Dataset items:
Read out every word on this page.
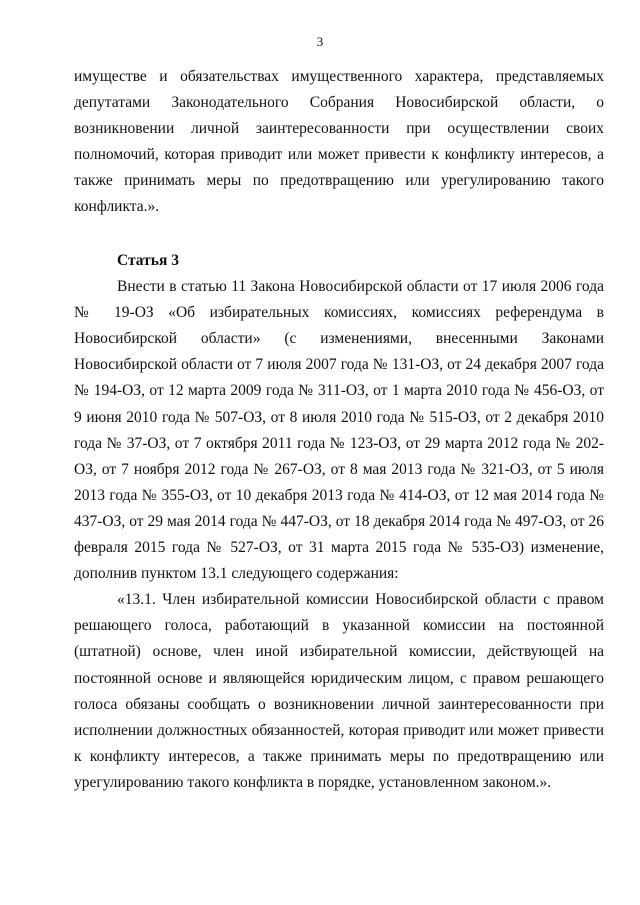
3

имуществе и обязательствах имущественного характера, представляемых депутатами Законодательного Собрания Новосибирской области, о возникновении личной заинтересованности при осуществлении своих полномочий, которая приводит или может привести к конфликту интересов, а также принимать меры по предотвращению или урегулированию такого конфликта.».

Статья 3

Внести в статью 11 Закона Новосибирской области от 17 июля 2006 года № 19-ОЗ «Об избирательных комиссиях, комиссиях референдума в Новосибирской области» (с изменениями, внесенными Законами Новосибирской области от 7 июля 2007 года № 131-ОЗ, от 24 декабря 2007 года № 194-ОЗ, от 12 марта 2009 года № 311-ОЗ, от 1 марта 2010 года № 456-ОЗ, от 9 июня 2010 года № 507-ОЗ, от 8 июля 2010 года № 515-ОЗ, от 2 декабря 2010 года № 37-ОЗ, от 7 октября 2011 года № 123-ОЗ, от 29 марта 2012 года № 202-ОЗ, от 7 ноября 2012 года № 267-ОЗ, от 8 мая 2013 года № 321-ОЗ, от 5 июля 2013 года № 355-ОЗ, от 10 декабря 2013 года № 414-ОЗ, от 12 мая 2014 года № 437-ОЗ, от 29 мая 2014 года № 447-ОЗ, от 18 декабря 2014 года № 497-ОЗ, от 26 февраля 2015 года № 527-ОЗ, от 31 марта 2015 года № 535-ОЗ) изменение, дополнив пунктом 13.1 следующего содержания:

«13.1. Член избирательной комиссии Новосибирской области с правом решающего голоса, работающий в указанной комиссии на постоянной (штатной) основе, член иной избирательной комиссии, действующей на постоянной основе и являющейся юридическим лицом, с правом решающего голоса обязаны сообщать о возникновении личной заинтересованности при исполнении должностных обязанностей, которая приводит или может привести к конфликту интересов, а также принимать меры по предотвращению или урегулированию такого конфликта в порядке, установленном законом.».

■ **Given exercise**: Transcribe every entry word for word, but skip the pictures.

■ **Worked answer**:
Read out every word on this page.
3

имуществе и обязательствах имущественного характера, представляемых депутатами Законодательного Собрания Новосибирской области, о возникновении личной заинтересованности при осуществлении своих полномочий, которая приводит или может привести к конфликту интересов, а также принимать меры по предотвращению или урегулированию такого конфликта.».

Статья 3

Внести в статью 11 Закона Новосибирской области от 17 июля 2006 года № 19-ОЗ «Об избирательных комиссиях, комиссиях референдума в Новосибирской области» (с изменениями, внесенными Законами Новосибирской области от 7 июля 2007 года № 131-ОЗ, от 24 декабря 2007 года № 194-ОЗ, от 12 марта 2009 года № 311-ОЗ, от 1 марта 2010 года № 456-ОЗ, от 9 июня 2010 года № 507-ОЗ, от 8 июля 2010 года № 515-ОЗ, от 2 декабря 2010 года № 37-ОЗ, от 7 октября 2011 года № 123-ОЗ, от 29 марта 2012 года № 202-ОЗ, от 7 ноября 2012 года № 267-ОЗ, от 8 мая 2013 года № 321-ОЗ, от 5 июля 2013 года № 355-ОЗ, от 10 декабря 2013 года № 414-ОЗ, от 12 мая 2014 года № 437-ОЗ, от 29 мая 2014 года № 447-ОЗ, от 18 декабря 2014 года № 497-ОЗ, от 26 февраля 2015 года № 527-ОЗ, от 31 марта 2015 года № 535-ОЗ) изменение, дополнив пунктом 13.1 следующего содержания:

«13.1. Член избирательной комиссии Новосибирской области с правом решающего голоса, работающий в указанной комиссии на постоянной (штатной) основе, член иной избирательной комиссии, действующей на постоянной основе и являющейся юридическим лицом, с правом решающего голоса обязаны сообщать о возникновении личной заинтересованности при исполнении должностных обязанностей, которая приводит или может привести к конфликту интересов, а также принимать меры по предотвращению или урегулированию такого конфликта в порядке, установленном законом.».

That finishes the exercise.